-- Required task --
Reproduce the listing word for word, leaving every picture behind.

-- Provided entries --
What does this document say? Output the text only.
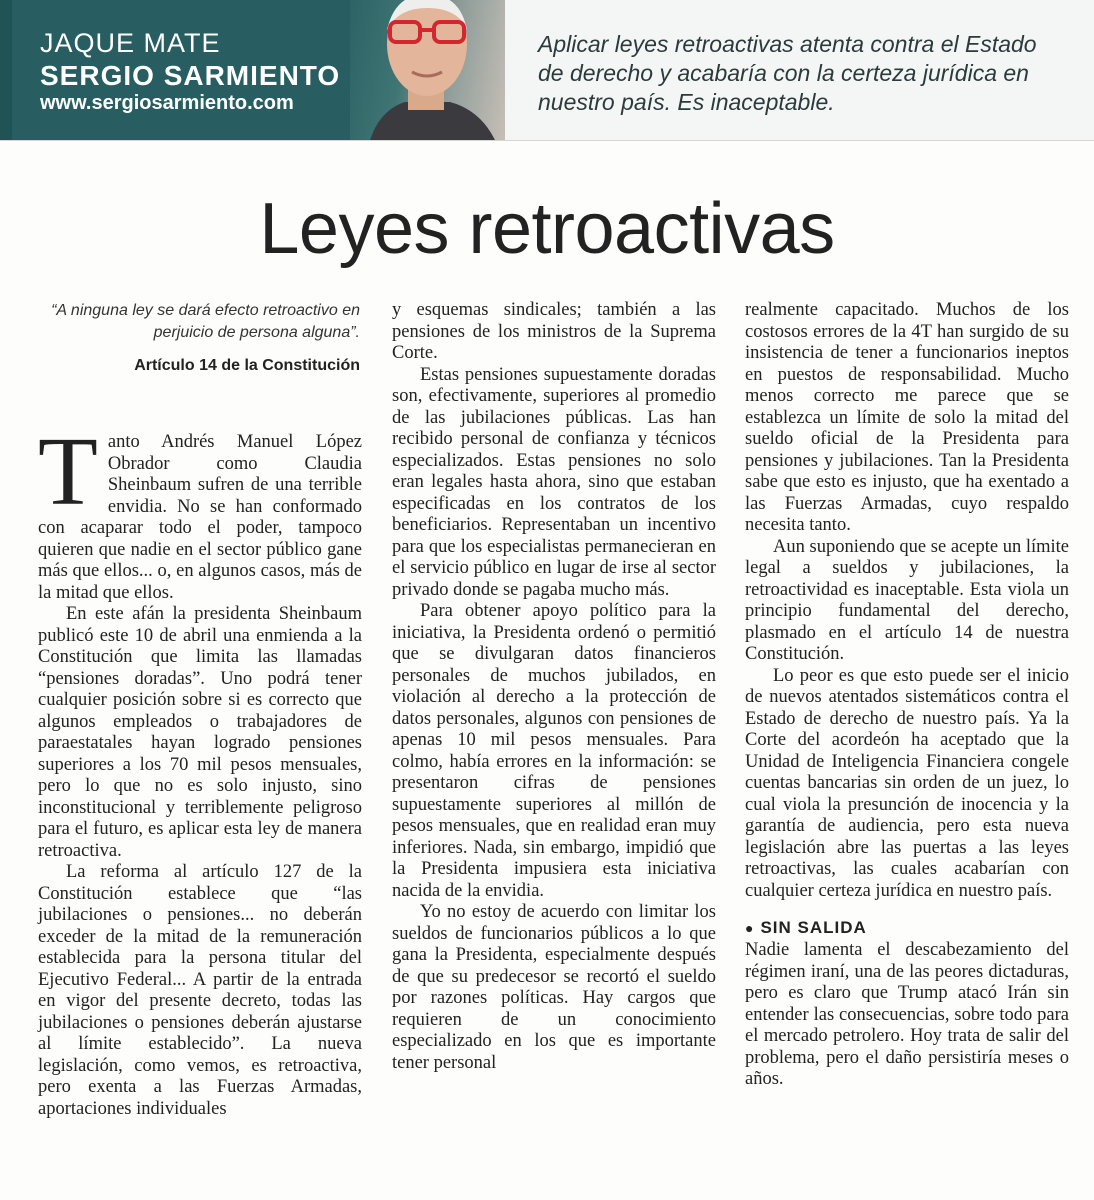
JAQUE MATE
SERGIO SARMIENTO
www.sergiosarmiento.com
Aplicar leyes retroactivas atenta contra el Estado de derecho y acabaría con la certeza jurídica en nuestro país. Es inaceptable.
Leyes retroactivas
“A ninguna ley se dará efecto retroactivo en perjuicio de persona alguna”.
Artículo 14 de la Constitución

Tanto Andrés Manuel López Obrador como Claudia Sheinbaum sufren de una terrible envidia. No se han conformado con acaparar todo el poder, tampoco quieren que nadie en el sector público gane más que ellos... o, en algunos casos, más de la mitad que ellos.

En este afán la presidenta Sheinbaum publicó este 10 de abril una enmienda a la Constitución que limita las llamadas “pensiones doradas”. Uno podrá tener cualquier posición sobre si es correcto que algunos empleados o trabajadores de paraestatales hayan logrado pensiones superiores a los 70 mil pesos mensuales, pero lo que no es solo injusto, sino inconstitucional y terriblemente peligroso para el futuro, es aplicar esta ley de manera retroactiva.

La reforma al artículo 127 de la Constitución establece que “las jubilaciones o pensiones... no deberán exceder de la mitad de la remuneración establecida para la persona titular del Ejecutivo Federal... A partir de la entrada en vigor del presente decreto, todas las jubilaciones o pensiones deberán ajustarse al límite establecido”. La nueva legislación, como vemos, es retroactiva, pero exenta a las Fuerzas Armadas, aportaciones individuales

y esquemas sindicales; también a las pensiones de los ministros de la Suprema Corte.

Estas pensiones supuestamente doradas son, efectivamente, superiores al promedio de las jubilaciones públicas. Las han recibido personal de confianza y técnicos especializados. Estas pensiones no solo eran legales hasta ahora, sino que estaban especificadas en los contratos de los beneficiarios. Representaban un incentivo para que los especialistas permanecieran en el servicio público en lugar de irse al sector privado donde se pagaba mucho más.

Para obtener apoyo político para la iniciativa, la Presidenta ordenó o permitió que se divulgaran datos financieros personales de muchos jubilados, en violación al derecho a la protección de datos personales, algunos con pensiones de apenas 10 mil pesos mensuales. Para colmo, había errores en la información: se presentaron cifras de pensiones supuestamente superiores al millón de pesos mensuales, que en realidad eran muy inferiores. Nada, sin embargo, impidió que la Presidenta impusiera esta iniciativa nacida de la envidia.

Yo no estoy de acuerdo con limitar los sueldos de funcionarios públicos a lo que gana la Presidenta, especialmente después de que su predecesor se recortó el sueldo por razones políticas. Hay cargos que requieren de un conocimiento especializado en los que es importante tener personal

realmente capacitado. Muchos de los costosos errores de la 4T han surgido de su insistencia de tener a funcionarios ineptos en puestos de responsabilidad. Mucho menos correcto me parece que se establezca un límite de solo la mitad del sueldo oficial de la Presidenta para pensiones y jubilaciones. Tan la Presidenta sabe que esto es injusto, que ha exentado a las Fuerzas Armadas, cuyo respaldo necesita tanto.

Aun suponiendo que se acepte un límite legal a sueldos y jubilaciones, la retroactividad es inaceptable. Esta viola un principio fundamental del derecho, plasmado en el artículo 14 de nuestra Constitución.

Lo peor es que esto puede ser el inicio de nuevos atentados sistemáticos contra el Estado de derecho de nuestro país. Ya la Corte del acordeón ha aceptado que la Unidad de Inteligencia Financiera congele cuentas bancarias sin orden de un juez, lo cual viola la presunción de inocencia y la garantía de audiencia, pero esta nueva legislación abre las puertas a las leyes retroactivas, las cuales acabarían con cualquier certeza jurídica en nuestro país.

● SIN SALIDA

Nadie lamenta el descabezamiento del régimen iraní, una de las peores dictaduras, pero es claro que Trump atacó Irán sin entender las consecuencias, sobre todo para el mercado petrolero. Hoy trata de salir del problema, pero el daño persistiría meses o años.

-- Solution to the exercise --
What does this document say? Output the text only.
JAQUE MATE
SERGIO SARMIENTO
www.sergiosarmiento.com
Aplicar leyes retroactivas atenta contra el Estado de derecho y acabaría con la certeza jurídica en nuestro país. Es inaceptable.
Leyes retroactivas
“A ninguna ley se dará efecto retroactivo en perjuicio de persona alguna”.
Artículo 14 de la Constitución

Tanto Andrés Manuel López Obrador como Claudia Sheinbaum sufren de una terrible envidia. No se han conformado con acaparar todo el poder, tampoco quieren que nadie en el sector público gane más que ellos... o, en algunos casos, más de la mitad que ellos.

En este afán la presidenta Sheinbaum publicó este 10 de abril una enmienda a la Constitución que limita las llamadas “pensiones doradas”. Uno podrá tener cualquier posición sobre si es correcto que algunos empleados o trabajadores de paraestatales hayan logrado pensiones superiores a los 70 mil pesos mensuales, pero lo que no es solo injusto, sino inconstitucional y terriblemente peligroso para el futuro, es aplicar esta ley de manera retroactiva.

La reforma al artículo 127 de la Constitución establece que “las jubilaciones o pensiones... no deberán exceder de la mitad de la remuneración establecida para la persona titular del Ejecutivo Federal... A partir de la entrada en vigor del presente decreto, todas las jubilaciones o pensiones deberán ajustarse al límite establecido”. La nueva legislación, como vemos, es retroactiva, pero exenta a las Fuerzas Armadas, aportaciones individuales

y esquemas sindicales; también a las pensiones de los ministros de la Suprema Corte.

Estas pensiones supuestamente doradas son, efectivamente, superiores al promedio de las jubilaciones públicas. Las han recibido personal de confianza y técnicos especializados. Estas pensiones no solo eran legales hasta ahora, sino que estaban especificadas en los contratos de los beneficiarios. Representaban un incentivo para que los especialistas permanecieran en el servicio público en lugar de irse al sector privado donde se pagaba mucho más.

Para obtener apoyo político para la iniciativa, la Presidenta ordenó o permitió que se divulgaran datos financieros personales de muchos jubilados, en violación al derecho a la protección de datos personales, algunos con pensiones de apenas 10 mil pesos mensuales. Para colmo, había errores en la información: se presentaron cifras de pensiones supuestamente superiores al millón de pesos mensuales, que en realidad eran muy inferiores. Nada, sin embargo, impidió que la Presidenta impusiera esta iniciativa nacida de la envidia.

Yo no estoy de acuerdo con limitar los sueldos de funcionarios públicos a lo que gana la Presidenta, especialmente después de que su predecesor se recortó el sueldo por razones políticas. Hay cargos que requieren de un conocimiento especializado en los que es importante tener personal

realmente capacitado. Muchos de los costosos errores de la 4T han surgido de su insistencia de tener a funcionarios ineptos en puestos de responsabilidad. Mucho menos correcto me parece que se establezca un límite de solo la mitad del sueldo oficial de la Presidenta para pensiones y jubilaciones. Tan la Presidenta sabe que esto es injusto, que ha exentado a las Fuerzas Armadas, cuyo respaldo necesita tanto.

Aun suponiendo que se acepte un límite legal a sueldos y jubilaciones, la retroactividad es inaceptable. Esta viola un principio fundamental del derecho, plasmado en el artículo 14 de nuestra Constitución.

Lo peor es que esto puede ser el inicio de nuevos atentados sistemáticos contra el Estado de derecho de nuestro país. Ya la Corte del acordeón ha aceptado que la Unidad de Inteligencia Financiera congele cuentas bancarias sin orden de un juez, lo cual viola la presunción de inocencia y la garantía de audiencia, pero esta nueva legislación abre las puertas a las leyes retroactivas, las cuales acabarían con cualquier certeza jurídica en nuestro país.

● SIN SALIDA

Nadie lamenta el descabezamiento del régimen iraní, una de las peores dictaduras, pero es claro que Trump atacó Irán sin entender las consecuencias, sobre todo para el mercado petrolero. Hoy trata de salir del problema, pero el daño persistiría meses o años.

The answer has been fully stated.